### Records supplied
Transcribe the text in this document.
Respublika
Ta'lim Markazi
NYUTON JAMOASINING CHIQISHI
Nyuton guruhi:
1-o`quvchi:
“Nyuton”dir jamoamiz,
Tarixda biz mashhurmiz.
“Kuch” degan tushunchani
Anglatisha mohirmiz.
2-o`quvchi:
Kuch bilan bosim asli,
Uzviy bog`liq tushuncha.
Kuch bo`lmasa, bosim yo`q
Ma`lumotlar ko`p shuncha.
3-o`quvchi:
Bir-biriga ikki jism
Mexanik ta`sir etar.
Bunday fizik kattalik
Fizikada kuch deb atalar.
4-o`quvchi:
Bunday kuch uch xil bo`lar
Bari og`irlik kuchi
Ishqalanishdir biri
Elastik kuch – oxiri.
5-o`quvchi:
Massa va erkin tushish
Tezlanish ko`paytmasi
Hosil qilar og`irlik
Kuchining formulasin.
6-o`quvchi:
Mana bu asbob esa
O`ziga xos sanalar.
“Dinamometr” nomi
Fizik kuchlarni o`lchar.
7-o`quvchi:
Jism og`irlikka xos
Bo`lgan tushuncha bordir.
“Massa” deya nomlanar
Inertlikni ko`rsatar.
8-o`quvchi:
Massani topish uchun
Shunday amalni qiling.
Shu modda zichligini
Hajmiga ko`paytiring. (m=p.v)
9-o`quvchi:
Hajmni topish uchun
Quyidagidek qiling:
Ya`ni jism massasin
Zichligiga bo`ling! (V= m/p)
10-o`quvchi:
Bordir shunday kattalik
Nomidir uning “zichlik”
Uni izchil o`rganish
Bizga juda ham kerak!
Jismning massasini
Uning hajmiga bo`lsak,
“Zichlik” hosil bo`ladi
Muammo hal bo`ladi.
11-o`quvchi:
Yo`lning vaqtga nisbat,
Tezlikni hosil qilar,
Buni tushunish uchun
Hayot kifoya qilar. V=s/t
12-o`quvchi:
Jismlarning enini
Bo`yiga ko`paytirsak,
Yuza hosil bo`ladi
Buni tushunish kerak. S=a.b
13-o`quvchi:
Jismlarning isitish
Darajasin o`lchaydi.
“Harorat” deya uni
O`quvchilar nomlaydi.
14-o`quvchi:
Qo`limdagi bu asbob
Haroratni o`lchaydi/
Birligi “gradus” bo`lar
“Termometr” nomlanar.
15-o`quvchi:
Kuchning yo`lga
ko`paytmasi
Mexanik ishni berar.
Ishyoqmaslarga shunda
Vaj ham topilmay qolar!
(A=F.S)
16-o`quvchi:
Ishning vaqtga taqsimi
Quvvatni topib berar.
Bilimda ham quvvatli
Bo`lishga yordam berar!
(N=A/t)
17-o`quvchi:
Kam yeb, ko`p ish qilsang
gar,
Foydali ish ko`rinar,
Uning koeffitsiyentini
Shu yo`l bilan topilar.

### Task goal
From the records above, extract each line exactly as shown.

### Written response
Transcribe the text in this document.
Respublika
Ta'lim Markazi
NYUTON JAMOASINING CHIQISHI
Nyuton guruhi:
1-o`quvchi:
“Nyuton”dir jamoamiz,
Tarixda biz mashhurmiz.
“Kuch” degan tushunchani
Anglatisha mohirmiz.
2-o`quvchi:
Kuch bilan bosim asli,
Uzviy bog`liq tushuncha.
Kuch bo`lmasa, bosim yo`q
Ma`lumotlar ko`p shuncha.
3-o`quvchi:
Bir-biriga ikki jism
Mexanik ta`sir etar.
Bunday fizik kattalik
Fizikada kuch deb atalar.
4-o`quvchi:
Bunday kuch uch xil bo`lar
Bari og`irlik kuchi
Ishqalanishdir biri
Elastik kuch – oxiri.
5-o`quvchi:
Massa va erkin tushish
Tezlanish ko`paytmasi
Hosil qilar og`irlik
Kuchining formulasin.
6-o`quvchi:
Mana bu asbob esa
O`ziga xos sanalar.
“Dinamometr” nomi
Fizik kuchlarni o`lchar.
7-o`quvchi:
Jism og`irlikka xos
Bo`lgan tushuncha bordir.
“Massa” deya nomlanar
Inertlikni ko`rsatar.
8-o`quvchi:
Massani topish uchun
Shunday amalni qiling.
Shu modda zichligini
Hajmiga ko`paytiring. (m=p.v)
9-o`quvchi:
Hajmni topish uchun
Quyidagidek qiling:
Ya`ni jism massasin
Zichligiga bo`ling! (V= m/p)
10-o`quvchi:
Bordir shunday kattalik
Nomidir uning “zichlik”
Uni izchil o`rganish
Bizga juda ham kerak!
Jismning massasini
Uning hajmiga bo`lsak,
“Zichlik” hosil bo`ladi
Muammo hal bo`ladi.
11-o`quvchi:
Yo`lning vaqtga nisbat,
Tezlikni hosil qilar,
Buni tushunish uchun
Hayot kifoya qilar. V=s/t
12-o`quvchi:
Jismlarning enini
Bo`yiga ko`paytirsak,
Yuza hosil bo`ladi
Buni tushunish kerak. S=a.b
13-o`quvchi:
Jismlarning isitish
Darajasin o`lchaydi.
“Harorat” deya uni
O`quvchilar nomlaydi.
14-o`quvchi:
Qo`limdagi bu asbob
Haroratni o`lchaydi/
Birligi “gradus” bo`lar
“Termometr” nomlanar.
15-o`quvchi:
Kuchning yo`lga
ko`paytmasi
Mexanik ishni berar.
Ishyoqmaslarga shunda
Vaj ham topilmay qolar!
(A=F.S)
16-o`quvchi:
Ishning vaqtga taqsimi
Quvvatni topib berar.
Bilimda ham quvvatli
Bo`lishga yordam berar!
(N=A/t)
17-o`quvchi:
Kam yeb, ko`p ish qilsang
gar,
Foydali ish ko`rinar,
Uning koeffitsiyentini
Shu yo`l bilan topilar.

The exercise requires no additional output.